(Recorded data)
## BEGIN
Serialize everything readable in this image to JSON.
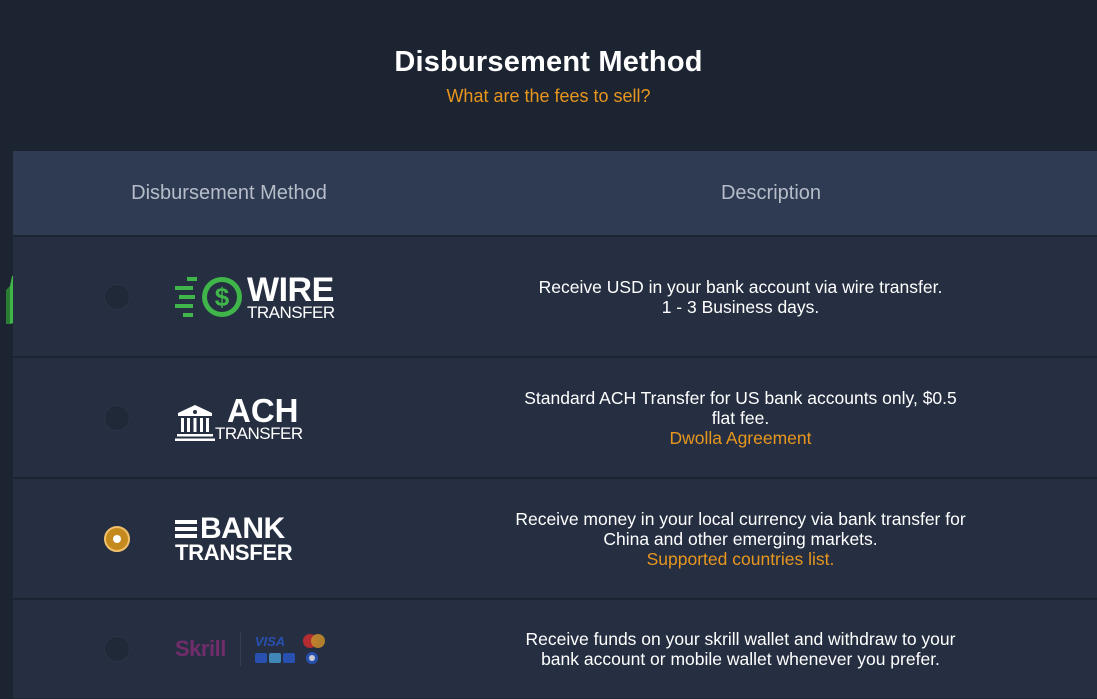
{
  "header": {
    "title": "Disbursement Method",
    "fees_link": "What are the fees to sell?"
  },
  "table": {
    "columns": [
      "Disbursement Method",
      "Description"
    ],
    "rows": [
      {
        "method": "wire",
        "logo_big": "WIRE",
        "logo_small": "TRANSFER",
        "selected": false,
        "recommended": true,
        "desc_lines": [
          "Receive USD in your bank account via wire transfer.",
          "1 - 3 Business days."
        ],
        "link": ""
      },
      {
        "method": "ach",
        "logo_big": "ACH",
        "logo_small": "TRANSFER",
        "selected": false,
        "desc_lines": [
          "Standard ACH Transfer for US bank accounts only, $0.5",
          "flat fee."
        ],
        "link": "Dwolla Agreement"
      },
      {
        "method": "bank",
        "logo_big": "BANK",
        "logo_small": "TRANSFER",
        "selected": true,
        "desc_lines": [
          "Receive money in your local currency via bank transfer for",
          "China and other emerging markets."
        ],
        "link": "Supported countries list."
      },
      {
        "method": "skrill",
        "logo_big": "Skrill",
        "selected": false,
        "desc_lines": [
          "Receive funds on your skrill wallet and withdraw to your",
          "bank account or mobile wallet whenever you prefer."
        ],
        "link": "",
        "card_visa": "VISA"
      }
    ]
  },
  "colors": {
    "background": "#1c2331",
    "header_row": "#2e3b52",
    "row": "#252f41",
    "accent": "#e8961e",
    "wire_green": "#3fb54a",
    "badge_green": "#3fb54a"
  }
}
## END
Stated goal
Repeat the material above verbatim, with no pictures in the output.

Solution for this task
Serialize everything readable in this image to JSON.
{
  "header": {
    "title": "Disbursement Method",
    "fees_link": "What are the fees to sell?"
  },
  "table": {
    "columns": [
      "Disbursement Method",
      "Description"
    ],
    "rows": [
      {
        "method": "wire",
        "logo_big": "WIRE",
        "logo_small": "TRANSFER",
        "selected": false,
        "recommended": true,
        "desc_lines": [
          "Receive USD in your bank account via wire transfer.",
          "1 - 3 Business days."
        ],
        "link": ""
      },
      {
        "method": "ach",
        "logo_big": "ACH",
        "logo_small": "TRANSFER",
        "selected": false,
        "desc_lines": [
          "Standard ACH Transfer for US bank accounts only, $0.5",
          "flat fee."
        ],
        "link": "Dwolla Agreement"
      },
      {
        "method": "bank",
        "logo_big": "BANK",
        "logo_small": "TRANSFER",
        "selected": true,
        "desc_lines": [
          "Receive money in your local currency via bank transfer for",
          "China and other emerging markets."
        ],
        "link": "Supported countries list."
      },
      {
        "method": "skrill",
        "logo_big": "Skrill",
        "selected": false,
        "desc_lines": [
          "Receive funds on your skrill wallet and withdraw to your",
          "bank account or mobile wallet whenever you prefer."
        ],
        "link": "",
        "card_visa": "VISA"
      }
    ]
  },
  "colors": {
    "background": "#1c2331",
    "header_row": "#2e3b52",
    "row": "#252f41",
    "accent": "#e8961e",
    "wire_green": "#3fb54a",
    "badge_green": "#3fb54a"
  }
}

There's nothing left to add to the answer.